_WHAT IS NEEDED_
Will you write out all the entries below exactly?

_MATERIAL TO PROCESS_
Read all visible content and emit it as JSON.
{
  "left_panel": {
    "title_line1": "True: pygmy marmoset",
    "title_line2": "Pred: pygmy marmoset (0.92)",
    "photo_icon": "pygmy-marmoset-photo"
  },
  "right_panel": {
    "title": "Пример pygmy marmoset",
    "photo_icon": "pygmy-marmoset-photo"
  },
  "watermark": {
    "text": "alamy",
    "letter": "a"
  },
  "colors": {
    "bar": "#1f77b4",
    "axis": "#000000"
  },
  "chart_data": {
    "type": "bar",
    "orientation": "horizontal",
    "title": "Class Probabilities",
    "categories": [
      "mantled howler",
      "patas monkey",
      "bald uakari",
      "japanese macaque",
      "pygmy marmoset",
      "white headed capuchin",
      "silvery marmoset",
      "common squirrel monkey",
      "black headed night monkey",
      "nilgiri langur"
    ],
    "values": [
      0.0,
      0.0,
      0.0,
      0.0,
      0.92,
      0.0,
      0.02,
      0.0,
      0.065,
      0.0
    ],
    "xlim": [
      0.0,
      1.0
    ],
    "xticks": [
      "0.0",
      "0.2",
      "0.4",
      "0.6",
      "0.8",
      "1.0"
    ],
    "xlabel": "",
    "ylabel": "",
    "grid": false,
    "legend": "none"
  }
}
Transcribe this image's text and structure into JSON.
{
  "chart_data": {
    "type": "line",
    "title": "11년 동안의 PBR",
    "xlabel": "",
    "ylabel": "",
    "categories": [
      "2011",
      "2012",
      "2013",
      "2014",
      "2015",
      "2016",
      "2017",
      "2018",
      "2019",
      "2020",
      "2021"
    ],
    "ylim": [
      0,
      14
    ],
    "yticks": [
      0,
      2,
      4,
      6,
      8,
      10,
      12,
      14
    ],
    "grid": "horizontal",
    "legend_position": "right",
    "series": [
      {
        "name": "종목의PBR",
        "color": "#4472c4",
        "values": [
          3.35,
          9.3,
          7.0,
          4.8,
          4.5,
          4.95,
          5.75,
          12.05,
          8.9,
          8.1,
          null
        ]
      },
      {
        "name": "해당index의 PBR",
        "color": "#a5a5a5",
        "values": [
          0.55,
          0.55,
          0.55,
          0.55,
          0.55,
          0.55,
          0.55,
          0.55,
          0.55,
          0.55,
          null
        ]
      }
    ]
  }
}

_RIGHT ANSWER_
Read all visible content and emit it as JSON.
{
  "left_panel": {
    "title_line1": "True: pygmy marmoset",
    "title_line2": "Pred: pygmy marmoset (0.92)",
    "photo_icon": "pygmy-marmoset-photo"
  },
  "right_panel": {
    "title": "Пример pygmy marmoset",
    "photo_icon": "pygmy-marmoset-photo"
  },
  "watermark": {
    "text": "alamy",
    "letter": "a"
  },
  "colors": {
    "bar": "#1f77b4",
    "axis": "#000000"
  },
  "chart_data": {
    "type": "bar",
    "orientation": "horizontal",
    "title": "Class Probabilities",
    "categories": [
      "mantled howler",
      "patas monkey",
      "bald uakari",
      "japanese macaque",
      "pygmy marmoset",
      "white headed capuchin",
      "silvery marmoset",
      "common squirrel monkey",
      "black headed night monkey",
      "nilgiri langur"
    ],
    "values": [
      0.0,
      0.0,
      0.0,
      0.0,
      0.92,
      0.0,
      0.02,
      0.0,
      0.065,
      0.0
    ],
    "xlim": [
      0.0,
      1.0
    ],
    "xticks": [
      "0.0",
      "0.2",
      "0.4",
      "0.6",
      "0.8",
      "1.0"
    ],
    "xlabel": "",
    "ylabel": "",
    "grid": false,
    "legend": "none"
  }
}
Transcribe this image's text and structure into JSON.
{
  "chart_data": {
    "type": "line",
    "title": "11년 동안의 PBR",
    "xlabel": "",
    "ylabel": "",
    "categories": [
      "2011",
      "2012",
      "2013",
      "2014",
      "2015",
      "2016",
      "2017",
      "2018",
      "2019",
      "2020",
      "2021"
    ],
    "ylim": [
      0,
      14
    ],
    "yticks": [
      0,
      2,
      4,
      6,
      8,
      10,
      12,
      14
    ],
    "grid": "horizontal",
    "legend_position": "right",
    "series": [
      {
        "name": "종목의PBR",
        "color": "#4472c4",
        "values": [
          3.35,
          9.3,
          7.0,
          4.8,
          4.5,
          4.95,
          5.75,
          12.05,
          8.9,
          8.1,
          null
        ]
      },
      {
        "name": "해당index의 PBR",
        "color": "#a5a5a5",
        "values": [
          0.55,
          0.55,
          0.55,
          0.55,
          0.55,
          0.55,
          0.55,
          0.55,
          0.55,
          0.55,
          null
        ]
      }
    ]
  }
}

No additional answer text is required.